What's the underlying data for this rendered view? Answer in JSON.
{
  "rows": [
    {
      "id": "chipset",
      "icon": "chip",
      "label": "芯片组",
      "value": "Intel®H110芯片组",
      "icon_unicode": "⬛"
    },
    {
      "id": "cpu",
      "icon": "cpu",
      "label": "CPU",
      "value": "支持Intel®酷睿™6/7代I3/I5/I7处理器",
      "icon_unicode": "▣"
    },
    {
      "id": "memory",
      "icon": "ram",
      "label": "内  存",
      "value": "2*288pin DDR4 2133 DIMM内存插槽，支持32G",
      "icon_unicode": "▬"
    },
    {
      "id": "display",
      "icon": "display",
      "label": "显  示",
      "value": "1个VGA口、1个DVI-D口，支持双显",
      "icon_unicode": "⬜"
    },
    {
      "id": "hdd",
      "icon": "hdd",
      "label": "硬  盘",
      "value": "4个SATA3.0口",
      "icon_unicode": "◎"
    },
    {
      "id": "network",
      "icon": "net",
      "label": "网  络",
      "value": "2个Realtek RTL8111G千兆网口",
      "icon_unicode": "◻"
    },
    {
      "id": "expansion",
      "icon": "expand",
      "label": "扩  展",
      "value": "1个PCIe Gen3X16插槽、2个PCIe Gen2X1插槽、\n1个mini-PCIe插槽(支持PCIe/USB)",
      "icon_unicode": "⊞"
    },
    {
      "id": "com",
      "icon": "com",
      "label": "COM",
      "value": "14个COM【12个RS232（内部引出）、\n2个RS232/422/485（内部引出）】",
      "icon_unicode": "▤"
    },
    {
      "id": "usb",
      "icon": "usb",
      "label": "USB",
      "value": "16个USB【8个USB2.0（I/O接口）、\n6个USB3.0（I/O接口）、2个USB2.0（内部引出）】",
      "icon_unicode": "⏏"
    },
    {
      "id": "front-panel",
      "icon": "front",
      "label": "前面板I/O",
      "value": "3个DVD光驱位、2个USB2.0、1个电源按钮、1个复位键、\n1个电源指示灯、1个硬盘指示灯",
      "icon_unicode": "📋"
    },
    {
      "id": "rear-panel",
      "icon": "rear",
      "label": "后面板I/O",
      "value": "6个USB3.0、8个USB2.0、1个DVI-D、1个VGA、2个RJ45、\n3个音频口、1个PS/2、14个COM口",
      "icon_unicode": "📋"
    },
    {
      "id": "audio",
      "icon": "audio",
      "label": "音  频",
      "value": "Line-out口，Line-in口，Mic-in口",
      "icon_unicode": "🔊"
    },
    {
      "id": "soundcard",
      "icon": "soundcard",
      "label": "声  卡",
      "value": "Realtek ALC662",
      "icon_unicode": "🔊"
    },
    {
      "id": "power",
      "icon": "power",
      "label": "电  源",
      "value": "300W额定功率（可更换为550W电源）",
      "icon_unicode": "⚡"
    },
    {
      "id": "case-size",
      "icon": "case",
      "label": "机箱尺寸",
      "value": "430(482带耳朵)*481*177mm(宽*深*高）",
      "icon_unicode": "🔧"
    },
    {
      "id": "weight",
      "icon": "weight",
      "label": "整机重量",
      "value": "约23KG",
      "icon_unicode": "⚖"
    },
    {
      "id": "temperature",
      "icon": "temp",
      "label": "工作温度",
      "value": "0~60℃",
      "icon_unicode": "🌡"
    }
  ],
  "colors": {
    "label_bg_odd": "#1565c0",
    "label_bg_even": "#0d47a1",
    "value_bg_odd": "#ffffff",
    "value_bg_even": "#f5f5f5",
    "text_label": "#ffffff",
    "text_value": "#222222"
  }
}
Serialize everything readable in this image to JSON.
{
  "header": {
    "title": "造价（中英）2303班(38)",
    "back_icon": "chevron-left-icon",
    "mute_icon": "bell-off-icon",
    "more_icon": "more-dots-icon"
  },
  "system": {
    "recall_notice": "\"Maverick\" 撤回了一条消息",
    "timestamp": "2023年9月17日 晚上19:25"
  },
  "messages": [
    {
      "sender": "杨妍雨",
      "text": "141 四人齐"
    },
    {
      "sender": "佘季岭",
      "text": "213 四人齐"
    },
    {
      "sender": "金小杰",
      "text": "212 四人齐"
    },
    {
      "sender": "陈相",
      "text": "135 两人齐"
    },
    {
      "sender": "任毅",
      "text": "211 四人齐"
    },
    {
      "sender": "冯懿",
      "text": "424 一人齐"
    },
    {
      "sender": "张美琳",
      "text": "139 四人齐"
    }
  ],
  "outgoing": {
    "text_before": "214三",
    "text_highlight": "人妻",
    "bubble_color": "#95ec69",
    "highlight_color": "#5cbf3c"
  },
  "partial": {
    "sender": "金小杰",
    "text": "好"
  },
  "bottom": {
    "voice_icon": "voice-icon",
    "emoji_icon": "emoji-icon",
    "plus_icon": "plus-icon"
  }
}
· · · ·
* _Task brief_: Copy whichever lines in the listing above contain the word "sender".

* _Written response_:
      "sender": "杨妍雨",
      "sender": "佘季岭",
      "sender": "金小杰",
      "sender": "陈相",
      "sender": "任毅",
      "sender": "冯懿",
      "sender": "张美琳",
    "sender": "金小杰",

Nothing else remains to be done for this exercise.